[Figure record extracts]
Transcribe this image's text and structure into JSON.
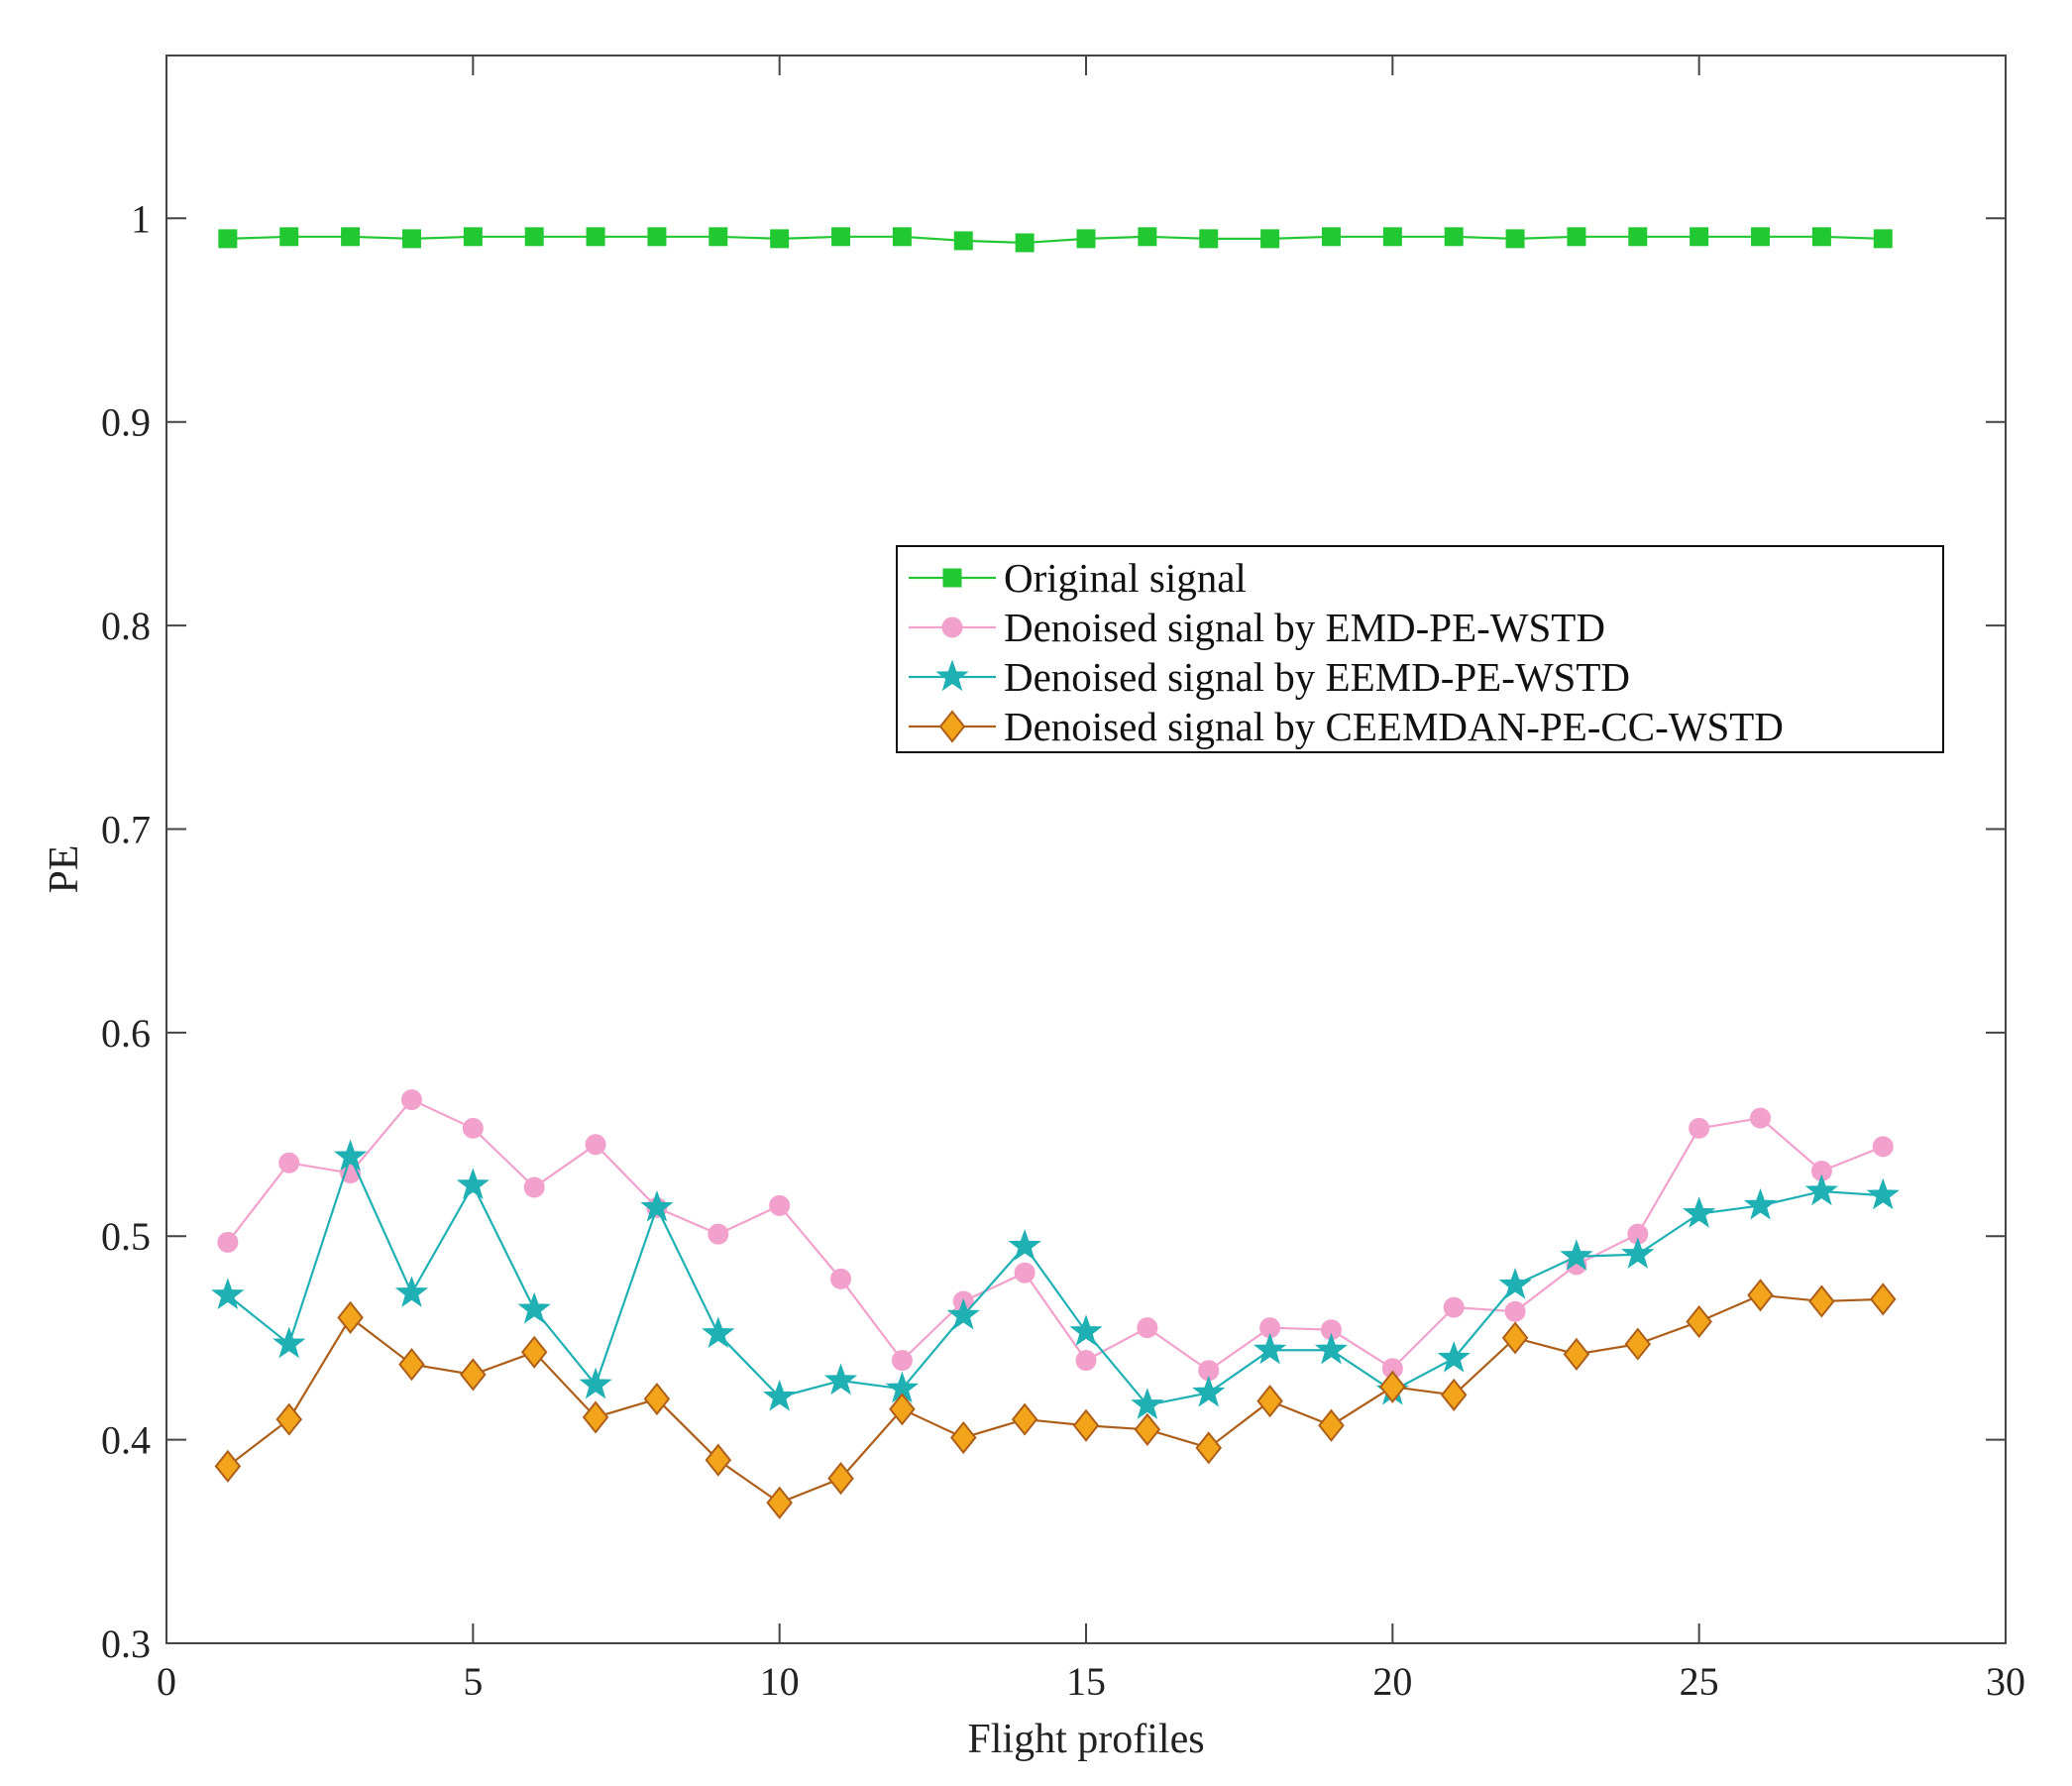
{
  "chart_data": {
    "type": "line",
    "title": "",
    "xlabel": "Flight profiles",
    "ylabel": "PE",
    "xlim": [
      0,
      30
    ],
    "ylim": [
      0.3,
      1.08
    ],
    "xticks": [
      0,
      5,
      10,
      15,
      20,
      25,
      30
    ],
    "xtick_labels": [
      "0",
      "5",
      "10",
      "15",
      "20",
      "25",
      "30"
    ],
    "yticks": [
      0.3,
      0.4,
      0.5,
      0.6,
      0.7,
      0.8,
      0.9,
      1.0
    ],
    "ytick_labels": [
      "0.3",
      "0.4",
      "0.5",
      "0.6",
      "0.7",
      "0.8",
      "0.9",
      "1"
    ],
    "grid": false,
    "legend_position": "center-right",
    "x": [
      1,
      2,
      3,
      4,
      5,
      6,
      7,
      8,
      9,
      10,
      11,
      12,
      13,
      14,
      15,
      16,
      17,
      18,
      19,
      20,
      21,
      22,
      23,
      24,
      25,
      26,
      27,
      28
    ],
    "series": [
      {
        "name": "Original signal",
        "color": "#22c832",
        "marker": "square",
        "values": [
          0.99,
          0.991,
          0.991,
          0.99,
          0.991,
          0.991,
          0.991,
          0.991,
          0.991,
          0.99,
          0.991,
          0.991,
          0.989,
          0.988,
          0.99,
          0.991,
          0.99,
          0.99,
          0.991,
          0.991,
          0.991,
          0.99,
          0.991,
          0.991,
          0.991,
          0.991,
          0.991,
          0.99
        ]
      },
      {
        "name": "Denoised signal by EMD-PE-WSTD",
        "color": "#f2a0cc",
        "marker": "circle",
        "values": [
          0.497,
          0.536,
          0.531,
          0.567,
          0.553,
          0.524,
          0.545,
          0.514,
          0.501,
          0.515,
          0.479,
          0.439,
          0.468,
          0.482,
          0.439,
          0.455,
          0.434,
          0.455,
          0.454,
          0.435,
          0.465,
          0.463,
          0.486,
          0.501,
          0.553,
          0.558,
          0.532,
          0.544
        ]
      },
      {
        "name": "Denoised signal by EEMD-PE-WSTD",
        "color": "#1fb0b4",
        "marker": "star",
        "values": [
          0.471,
          0.447,
          0.539,
          0.472,
          0.525,
          0.464,
          0.427,
          0.514,
          0.452,
          0.421,
          0.429,
          0.425,
          0.461,
          0.495,
          0.453,
          0.417,
          0.423,
          0.444,
          0.444,
          0.424,
          0.44,
          0.476,
          0.49,
          0.491,
          0.511,
          0.515,
          0.522,
          0.52
        ]
      },
      {
        "name": "Denoised signal by CEEMDAN-PE-CC-WSTD",
        "color": "#ad5f1a",
        "marker_fill": "#f2a41a",
        "marker": "diamond",
        "values": [
          0.387,
          0.41,
          0.46,
          0.437,
          0.432,
          0.443,
          0.411,
          0.42,
          0.39,
          0.369,
          0.381,
          0.415,
          0.401,
          0.41,
          0.407,
          0.405,
          0.396,
          0.419,
          0.407,
          0.426,
          0.422,
          0.45,
          0.442,
          0.447,
          0.458,
          0.471,
          0.468,
          0.469
        ]
      }
    ]
  }
}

### [REQUIRED TASK]
Copy each line of the listing that holds the word "signal".

### [WRITTEN RESPONSE]
        "name": "Original signal",
        "name": "Denoised signal by EMD-PE-WSTD",
        "name": "Denoised signal by EEMD-PE-WSTD",
        "name": "Denoised signal by CEEMDAN-PE-CC-WSTD",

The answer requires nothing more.